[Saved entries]

━━━━━━━━━━

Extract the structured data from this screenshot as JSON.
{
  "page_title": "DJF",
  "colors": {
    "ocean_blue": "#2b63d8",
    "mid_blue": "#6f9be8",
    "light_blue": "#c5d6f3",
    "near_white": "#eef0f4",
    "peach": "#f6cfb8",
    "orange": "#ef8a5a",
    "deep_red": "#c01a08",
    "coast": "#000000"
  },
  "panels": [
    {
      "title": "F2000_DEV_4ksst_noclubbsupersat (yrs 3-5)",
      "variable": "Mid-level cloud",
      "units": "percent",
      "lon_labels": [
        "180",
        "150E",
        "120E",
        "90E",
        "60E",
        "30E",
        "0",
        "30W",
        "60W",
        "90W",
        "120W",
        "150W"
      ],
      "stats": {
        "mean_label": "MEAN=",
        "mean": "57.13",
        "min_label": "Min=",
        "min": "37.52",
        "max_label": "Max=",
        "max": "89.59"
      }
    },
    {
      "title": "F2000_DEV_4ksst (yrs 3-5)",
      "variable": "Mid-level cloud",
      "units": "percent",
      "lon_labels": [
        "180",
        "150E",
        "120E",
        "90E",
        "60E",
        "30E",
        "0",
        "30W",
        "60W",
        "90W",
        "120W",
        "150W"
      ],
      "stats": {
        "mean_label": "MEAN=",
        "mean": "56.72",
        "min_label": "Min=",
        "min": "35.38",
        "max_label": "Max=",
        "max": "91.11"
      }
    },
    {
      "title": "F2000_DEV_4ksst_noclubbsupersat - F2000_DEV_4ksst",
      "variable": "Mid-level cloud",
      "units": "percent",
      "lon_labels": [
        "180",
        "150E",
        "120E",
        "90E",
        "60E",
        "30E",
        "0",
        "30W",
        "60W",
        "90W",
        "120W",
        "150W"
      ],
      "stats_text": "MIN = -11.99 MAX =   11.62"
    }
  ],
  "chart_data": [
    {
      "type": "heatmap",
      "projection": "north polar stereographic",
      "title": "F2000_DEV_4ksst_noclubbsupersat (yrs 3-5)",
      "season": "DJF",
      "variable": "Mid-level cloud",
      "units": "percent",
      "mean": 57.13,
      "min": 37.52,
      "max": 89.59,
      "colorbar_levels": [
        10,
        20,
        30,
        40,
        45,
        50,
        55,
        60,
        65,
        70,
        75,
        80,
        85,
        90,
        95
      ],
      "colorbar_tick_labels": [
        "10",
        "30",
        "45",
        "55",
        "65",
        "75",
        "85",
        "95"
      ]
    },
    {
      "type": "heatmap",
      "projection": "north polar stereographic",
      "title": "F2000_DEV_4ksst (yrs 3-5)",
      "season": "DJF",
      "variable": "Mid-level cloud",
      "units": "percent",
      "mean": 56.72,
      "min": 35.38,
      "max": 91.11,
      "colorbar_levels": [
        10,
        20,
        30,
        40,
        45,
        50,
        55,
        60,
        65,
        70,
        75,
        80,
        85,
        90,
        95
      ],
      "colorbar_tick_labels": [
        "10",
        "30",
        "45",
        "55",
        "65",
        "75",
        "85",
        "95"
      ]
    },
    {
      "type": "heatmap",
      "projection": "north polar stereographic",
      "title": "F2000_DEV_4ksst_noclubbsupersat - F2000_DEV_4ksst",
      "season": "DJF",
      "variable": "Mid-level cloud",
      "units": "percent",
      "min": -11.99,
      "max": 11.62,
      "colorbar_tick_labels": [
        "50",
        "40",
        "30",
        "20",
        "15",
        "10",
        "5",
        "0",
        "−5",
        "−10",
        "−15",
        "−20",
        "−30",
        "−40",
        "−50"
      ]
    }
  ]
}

━━━━━━━━━━

_Objective_. Copy out every line of the data above, exactly as given.

_Result below_.
Extract the structured data from this screenshot as JSON.
{
  "page_title": "DJF",
  "colors": {
    "ocean_blue": "#2b63d8",
    "mid_blue": "#6f9be8",
    "light_blue": "#c5d6f3",
    "near_white": "#eef0f4",
    "peach": "#f6cfb8",
    "orange": "#ef8a5a",
    "deep_red": "#c01a08",
    "coast": "#000000"
  },
  "panels": [
    {
      "title": "F2000_DEV_4ksst_noclubbsupersat (yrs 3-5)",
      "variable": "Mid-level cloud",
      "units": "percent",
      "lon_labels": [
        "180",
        "150E",
        "120E",
        "90E",
        "60E",
        "30E",
        "0",
        "30W",
        "60W",
        "90W",
        "120W",
        "150W"
      ],
      "stats": {
        "mean_label": "MEAN=",
        "mean": "57.13",
        "min_label": "Min=",
        "min": "37.52",
        "max_label": "Max=",
        "max": "89.59"
      }
    },
    {
      "title": "F2000_DEV_4ksst (yrs 3-5)",
      "variable": "Mid-level cloud",
      "units": "percent",
      "lon_labels": [
        "180",
        "150E",
        "120E",
        "90E",
        "60E",
        "30E",
        "0",
        "30W",
        "60W",
        "90W",
        "120W",
        "150W"
      ],
      "stats": {
        "mean_label": "MEAN=",
        "mean": "56.72",
        "min_label": "Min=",
        "min": "35.38",
        "max_label": "Max=",
        "max": "91.11"
      }
    },
    {
      "title": "F2000_DEV_4ksst_noclubbsupersat - F2000_DEV_4ksst",
      "variable": "Mid-level cloud",
      "units": "percent",
      "lon_labels": [
        "180",
        "150E",
        "120E",
        "90E",
        "60E",
        "30E",
        "0",
        "30W",
        "60W",
        "90W",
        "120W",
        "150W"
      ],
      "stats_text": "MIN = -11.99 MAX =   11.62"
    }
  ],
  "chart_data": [
    {
      "type": "heatmap",
      "projection": "north polar stereographic",
      "title": "F2000_DEV_4ksst_noclubbsupersat (yrs 3-5)",
      "season": "DJF",
      "variable": "Mid-level cloud",
      "units": "percent",
      "mean": 57.13,
      "min": 37.52,
      "max": 89.59,
      "colorbar_levels": [
        10,
        20,
        30,
        40,
        45,
        50,
        55,
        60,
        65,
        70,
        75,
        80,
        85,
        90,
        95
      ],
      "colorbar_tick_labels": [
        "10",
        "30",
        "45",
        "55",
        "65",
        "75",
        "85",
        "95"
      ]
    },
    {
      "type": "heatmap",
      "projection": "north polar stereographic",
      "title": "F2000_DEV_4ksst (yrs 3-5)",
      "season": "DJF",
      "variable": "Mid-level cloud",
      "units": "percent",
      "mean": 56.72,
      "min": 35.38,
      "max": 91.11,
      "colorbar_levels": [
        10,
        20,
        30,
        40,
        45,
        50,
        55,
        60,
        65,
        70,
        75,
        80,
        85,
        90,
        95
      ],
      "colorbar_tick_labels": [
        "10",
        "30",
        "45",
        "55",
        "65",
        "75",
        "85",
        "95"
      ]
    },
    {
      "type": "heatmap",
      "projection": "north polar stereographic",
      "title": "F2000_DEV_4ksst_noclubbsupersat - F2000_DEV_4ksst",
      "season": "DJF",
      "variable": "Mid-level cloud",
      "units": "percent",
      "min": -11.99,
      "max": 11.62,
      "colorbar_tick_labels": [
        "50",
        "40",
        "30",
        "20",
        "15",
        "10",
        "5",
        "0",
        "−5",
        "−10",
        "−15",
        "−20",
        "−30",
        "−40",
        "−50"
      ]
    }
  ]
}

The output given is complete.